# [What you are asked to do]
Return all of the entries exactly as written.

# [Recorded data]

* * * *

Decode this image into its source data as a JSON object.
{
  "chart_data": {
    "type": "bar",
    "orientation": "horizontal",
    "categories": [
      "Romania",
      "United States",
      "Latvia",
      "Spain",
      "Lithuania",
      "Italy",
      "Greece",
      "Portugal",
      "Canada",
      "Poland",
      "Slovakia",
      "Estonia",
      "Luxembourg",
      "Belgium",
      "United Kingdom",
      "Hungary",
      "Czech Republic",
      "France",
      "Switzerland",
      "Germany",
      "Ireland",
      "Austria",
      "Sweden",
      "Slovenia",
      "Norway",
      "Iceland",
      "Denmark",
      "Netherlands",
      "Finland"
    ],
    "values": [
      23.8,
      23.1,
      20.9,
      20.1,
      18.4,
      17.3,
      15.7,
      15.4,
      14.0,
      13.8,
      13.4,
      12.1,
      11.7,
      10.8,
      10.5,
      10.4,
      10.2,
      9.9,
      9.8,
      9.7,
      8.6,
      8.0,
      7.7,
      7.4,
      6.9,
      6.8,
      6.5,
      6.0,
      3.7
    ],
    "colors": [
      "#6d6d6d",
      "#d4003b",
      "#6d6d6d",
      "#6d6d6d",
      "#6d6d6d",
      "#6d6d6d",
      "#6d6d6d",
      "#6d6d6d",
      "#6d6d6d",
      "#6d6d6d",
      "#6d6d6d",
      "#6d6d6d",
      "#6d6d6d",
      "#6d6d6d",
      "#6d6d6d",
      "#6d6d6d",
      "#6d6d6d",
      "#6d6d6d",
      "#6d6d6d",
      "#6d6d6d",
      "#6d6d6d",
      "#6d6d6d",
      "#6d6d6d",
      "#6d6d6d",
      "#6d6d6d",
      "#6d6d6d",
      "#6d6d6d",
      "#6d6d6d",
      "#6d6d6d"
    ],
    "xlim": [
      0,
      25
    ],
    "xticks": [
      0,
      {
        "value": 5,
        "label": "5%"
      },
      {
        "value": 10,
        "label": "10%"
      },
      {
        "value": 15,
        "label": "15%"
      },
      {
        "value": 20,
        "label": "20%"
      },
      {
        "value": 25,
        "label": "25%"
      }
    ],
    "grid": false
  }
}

* * * *

# [The reply]
Decode this image into its source data as a JSON object.
{
  "chart_data": {
    "type": "bar",
    "orientation": "horizontal",
    "categories": [
      "Romania",
      "United States",
      "Latvia",
      "Spain",
      "Lithuania",
      "Italy",
      "Greece",
      "Portugal",
      "Canada",
      "Poland",
      "Slovakia",
      "Estonia",
      "Luxembourg",
      "Belgium",
      "United Kingdom",
      "Hungary",
      "Czech Republic",
      "France",
      "Switzerland",
      "Germany",
      "Ireland",
      "Austria",
      "Sweden",
      "Slovenia",
      "Norway",
      "Iceland",
      "Denmark",
      "Netherlands",
      "Finland"
    ],
    "values": [
      23.8,
      23.1,
      20.9,
      20.1,
      18.4,
      17.3,
      15.7,
      15.4,
      14.0,
      13.8,
      13.4,
      12.1,
      11.7,
      10.8,
      10.5,
      10.4,
      10.2,
      9.9,
      9.8,
      9.7,
      8.6,
      8.0,
      7.7,
      7.4,
      6.9,
      6.8,
      6.5,
      6.0,
      3.7
    ],
    "colors": [
      "#6d6d6d",
      "#d4003b",
      "#6d6d6d",
      "#6d6d6d",
      "#6d6d6d",
      "#6d6d6d",
      "#6d6d6d",
      "#6d6d6d",
      "#6d6d6d",
      "#6d6d6d",
      "#6d6d6d",
      "#6d6d6d",
      "#6d6d6d",
      "#6d6d6d",
      "#6d6d6d",
      "#6d6d6d",
      "#6d6d6d",
      "#6d6d6d",
      "#6d6d6d",
      "#6d6d6d",
      "#6d6d6d",
      "#6d6d6d",
      "#6d6d6d",
      "#6d6d6d",
      "#6d6d6d",
      "#6d6d6d",
      "#6d6d6d",
      "#6d6d6d",
      "#6d6d6d"
    ],
    "xlim": [
      0,
      25
    ],
    "xticks": [
      0,
      {
        "value": 5,
        "label": "5%"
      },
      {
        "value": 10,
        "label": "10%"
      },
      {
        "value": 15,
        "label": "15%"
      },
      {
        "value": 20,
        "label": "20%"
      },
      {
        "value": 25,
        "label": "25%"
      }
    ],
    "grid": false
  }
}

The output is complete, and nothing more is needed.